"""
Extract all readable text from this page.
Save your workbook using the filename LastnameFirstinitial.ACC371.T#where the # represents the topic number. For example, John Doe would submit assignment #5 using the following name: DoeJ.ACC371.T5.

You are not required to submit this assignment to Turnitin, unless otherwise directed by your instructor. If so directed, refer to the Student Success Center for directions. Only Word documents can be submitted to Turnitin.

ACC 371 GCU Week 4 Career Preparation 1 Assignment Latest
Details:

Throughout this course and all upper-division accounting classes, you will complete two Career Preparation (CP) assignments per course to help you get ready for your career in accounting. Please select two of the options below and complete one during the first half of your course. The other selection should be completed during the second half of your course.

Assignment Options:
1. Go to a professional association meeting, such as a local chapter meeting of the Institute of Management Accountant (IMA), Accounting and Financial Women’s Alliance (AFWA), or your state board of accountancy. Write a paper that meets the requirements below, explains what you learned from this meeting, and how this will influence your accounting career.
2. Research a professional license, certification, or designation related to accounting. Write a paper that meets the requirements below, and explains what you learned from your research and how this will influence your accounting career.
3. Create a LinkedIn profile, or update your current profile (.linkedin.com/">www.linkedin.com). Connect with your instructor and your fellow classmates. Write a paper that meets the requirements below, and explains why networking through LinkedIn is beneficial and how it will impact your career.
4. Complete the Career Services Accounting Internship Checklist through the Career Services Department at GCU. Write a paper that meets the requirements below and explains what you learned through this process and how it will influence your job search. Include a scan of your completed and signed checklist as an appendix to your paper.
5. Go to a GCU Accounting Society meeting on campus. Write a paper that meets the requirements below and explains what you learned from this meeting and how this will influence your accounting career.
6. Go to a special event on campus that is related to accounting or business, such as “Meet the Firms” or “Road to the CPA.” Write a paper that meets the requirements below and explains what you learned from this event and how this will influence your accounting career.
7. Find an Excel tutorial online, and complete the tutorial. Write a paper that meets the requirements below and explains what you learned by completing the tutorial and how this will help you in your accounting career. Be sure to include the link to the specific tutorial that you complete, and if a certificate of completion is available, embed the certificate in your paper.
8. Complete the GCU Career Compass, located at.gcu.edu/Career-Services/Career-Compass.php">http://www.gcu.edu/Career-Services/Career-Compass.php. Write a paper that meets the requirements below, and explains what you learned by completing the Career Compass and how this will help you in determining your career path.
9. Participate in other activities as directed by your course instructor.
"""
● EXERCISE OBJECTIVE
Extract all lines containing the word "from".

● OUTPUT FOR THIS TASK
Extract all readable text from this page.
1. Go to a professional association meeting, such as a local chapter meeting of the Institute of Management Accountant (IMA), Accounting and Financial Women’s Alliance (AFWA), or your state board of accountancy. Write a paper that meets the requirements below, explains what you learned from this meeting, and how this will influence your accounting career.
2. Research a professional license, certification, or designation related to accounting. Write a paper that meets the requirements below, and explains what you learned from your research and how this will influence your accounting career.
5. Go to a GCU Accounting Society meeting on campus. Write a paper that meets the requirements below and explains what you learned from this meeting and how this will influence your accounting career.
6. Go to a special event on campus that is related to accounting or business, such as “Meet the Firms” or “Road to the CPA.” Write a paper that meets the requirements below and explains what you learned from this event and how this will influence your accounting career.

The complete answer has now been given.